#### Material supplied
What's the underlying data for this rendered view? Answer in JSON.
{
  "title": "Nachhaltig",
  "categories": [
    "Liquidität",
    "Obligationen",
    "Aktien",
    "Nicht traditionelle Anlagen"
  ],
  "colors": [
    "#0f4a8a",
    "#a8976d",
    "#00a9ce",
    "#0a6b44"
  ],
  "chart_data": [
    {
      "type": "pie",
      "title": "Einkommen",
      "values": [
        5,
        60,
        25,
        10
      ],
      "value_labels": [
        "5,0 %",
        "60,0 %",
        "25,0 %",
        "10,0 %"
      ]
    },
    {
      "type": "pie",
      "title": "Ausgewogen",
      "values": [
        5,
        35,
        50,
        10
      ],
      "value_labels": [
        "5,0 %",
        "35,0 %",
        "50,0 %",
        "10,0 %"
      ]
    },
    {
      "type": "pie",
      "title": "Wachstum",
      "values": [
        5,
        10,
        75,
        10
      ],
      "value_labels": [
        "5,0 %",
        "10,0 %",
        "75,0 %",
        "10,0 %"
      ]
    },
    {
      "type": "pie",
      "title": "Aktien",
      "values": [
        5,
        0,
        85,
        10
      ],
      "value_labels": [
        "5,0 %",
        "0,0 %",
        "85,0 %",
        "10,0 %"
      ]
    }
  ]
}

#### Stated goal
The records above need to be transcribed in full. Keep every character unchanged.

#### Right answer
What's the underlying data for this rendered view? Answer in JSON.
{
  "title": "Nachhaltig",
  "categories": [
    "Liquidität",
    "Obligationen",
    "Aktien",
    "Nicht traditionelle Anlagen"
  ],
  "colors": [
    "#0f4a8a",
    "#a8976d",
    "#00a9ce",
    "#0a6b44"
  ],
  "chart_data": [
    {
      "type": "pie",
      "title": "Einkommen",
      "values": [
        5,
        60,
        25,
        10
      ],
      "value_labels": [
        "5,0 %",
        "60,0 %",
        "25,0 %",
        "10,0 %"
      ]
    },
    {
      "type": "pie",
      "title": "Ausgewogen",
      "values": [
        5,
        35,
        50,
        10
      ],
      "value_labels": [
        "5,0 %",
        "35,0 %",
        "50,0 %",
        "10,0 %"
      ]
    },
    {
      "type": "pie",
      "title": "Wachstum",
      "values": [
        5,
        10,
        75,
        10
      ],
      "value_labels": [
        "5,0 %",
        "10,0 %",
        "75,0 %",
        "10,0 %"
      ]
    },
    {
      "type": "pie",
      "title": "Aktien",
      "values": [
        5,
        0,
        85,
        10
      ],
      "value_labels": [
        "5,0 %",
        "0,0 %",
        "85,0 %",
        "10,0 %"
      ]
    }
  ]
}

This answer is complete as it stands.